[Data listing]

>>>>

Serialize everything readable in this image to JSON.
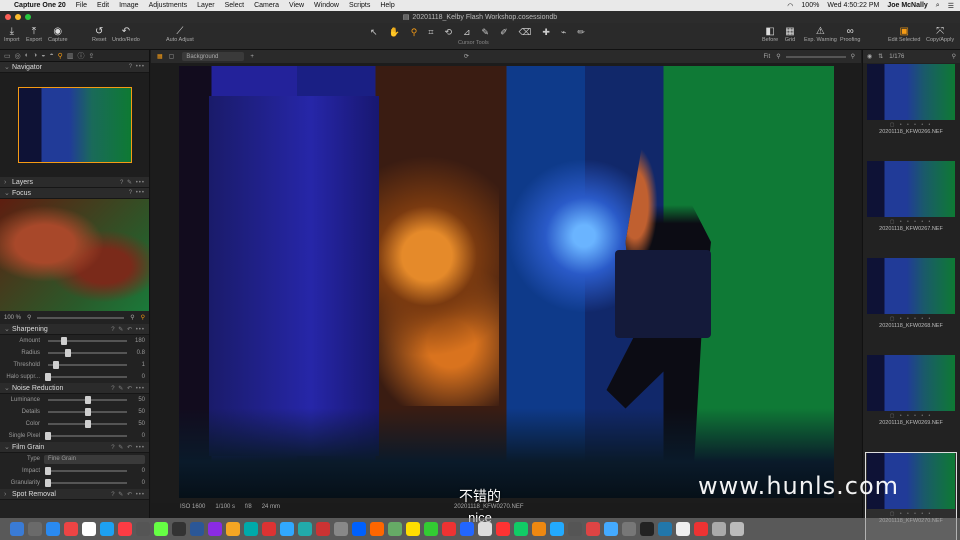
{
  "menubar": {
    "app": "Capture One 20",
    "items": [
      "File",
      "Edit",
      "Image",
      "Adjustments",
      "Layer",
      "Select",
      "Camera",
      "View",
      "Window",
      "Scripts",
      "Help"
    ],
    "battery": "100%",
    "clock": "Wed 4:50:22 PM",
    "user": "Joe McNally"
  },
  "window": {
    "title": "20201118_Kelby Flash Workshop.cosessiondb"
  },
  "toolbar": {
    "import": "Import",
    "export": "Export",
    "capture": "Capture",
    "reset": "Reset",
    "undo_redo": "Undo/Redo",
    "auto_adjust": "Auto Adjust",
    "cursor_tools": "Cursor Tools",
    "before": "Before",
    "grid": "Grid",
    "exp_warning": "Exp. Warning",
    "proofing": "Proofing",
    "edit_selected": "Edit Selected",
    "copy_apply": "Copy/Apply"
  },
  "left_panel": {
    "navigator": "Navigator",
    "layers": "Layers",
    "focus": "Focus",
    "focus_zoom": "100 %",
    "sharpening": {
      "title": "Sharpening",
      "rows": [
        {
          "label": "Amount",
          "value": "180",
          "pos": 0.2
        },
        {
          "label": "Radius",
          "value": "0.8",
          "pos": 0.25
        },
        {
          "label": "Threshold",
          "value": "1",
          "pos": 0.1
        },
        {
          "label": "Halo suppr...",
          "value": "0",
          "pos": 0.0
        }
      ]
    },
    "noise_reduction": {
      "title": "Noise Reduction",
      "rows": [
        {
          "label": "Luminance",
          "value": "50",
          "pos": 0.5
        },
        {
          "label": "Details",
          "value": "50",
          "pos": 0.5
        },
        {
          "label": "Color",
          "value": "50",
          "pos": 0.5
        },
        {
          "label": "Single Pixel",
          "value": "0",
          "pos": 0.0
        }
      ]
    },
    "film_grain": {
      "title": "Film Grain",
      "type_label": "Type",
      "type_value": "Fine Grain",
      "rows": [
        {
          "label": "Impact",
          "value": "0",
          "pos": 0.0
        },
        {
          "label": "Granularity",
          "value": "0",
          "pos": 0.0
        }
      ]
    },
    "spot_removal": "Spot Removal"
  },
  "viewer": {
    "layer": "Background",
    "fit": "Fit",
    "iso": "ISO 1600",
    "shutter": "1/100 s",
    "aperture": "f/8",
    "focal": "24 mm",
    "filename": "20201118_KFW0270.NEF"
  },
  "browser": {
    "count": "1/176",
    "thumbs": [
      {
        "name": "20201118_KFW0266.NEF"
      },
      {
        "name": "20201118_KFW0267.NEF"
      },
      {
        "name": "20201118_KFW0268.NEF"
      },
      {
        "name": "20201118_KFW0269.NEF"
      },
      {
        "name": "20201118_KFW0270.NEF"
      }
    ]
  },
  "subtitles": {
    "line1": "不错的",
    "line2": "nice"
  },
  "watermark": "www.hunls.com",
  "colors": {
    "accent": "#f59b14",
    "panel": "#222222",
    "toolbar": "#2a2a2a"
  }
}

<<<<
>>>>

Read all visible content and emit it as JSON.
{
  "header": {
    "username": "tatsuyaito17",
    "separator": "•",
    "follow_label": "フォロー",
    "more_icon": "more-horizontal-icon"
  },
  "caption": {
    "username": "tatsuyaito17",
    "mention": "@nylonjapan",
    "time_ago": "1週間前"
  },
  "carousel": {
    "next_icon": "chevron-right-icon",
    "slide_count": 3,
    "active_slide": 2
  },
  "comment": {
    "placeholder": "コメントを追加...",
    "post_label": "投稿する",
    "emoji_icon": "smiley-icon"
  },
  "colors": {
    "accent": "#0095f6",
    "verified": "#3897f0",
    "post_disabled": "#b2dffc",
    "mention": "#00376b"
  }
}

<<<<

● Task instructions: Give only the number of lines in the listing above that include the string "icon".

● Result: 3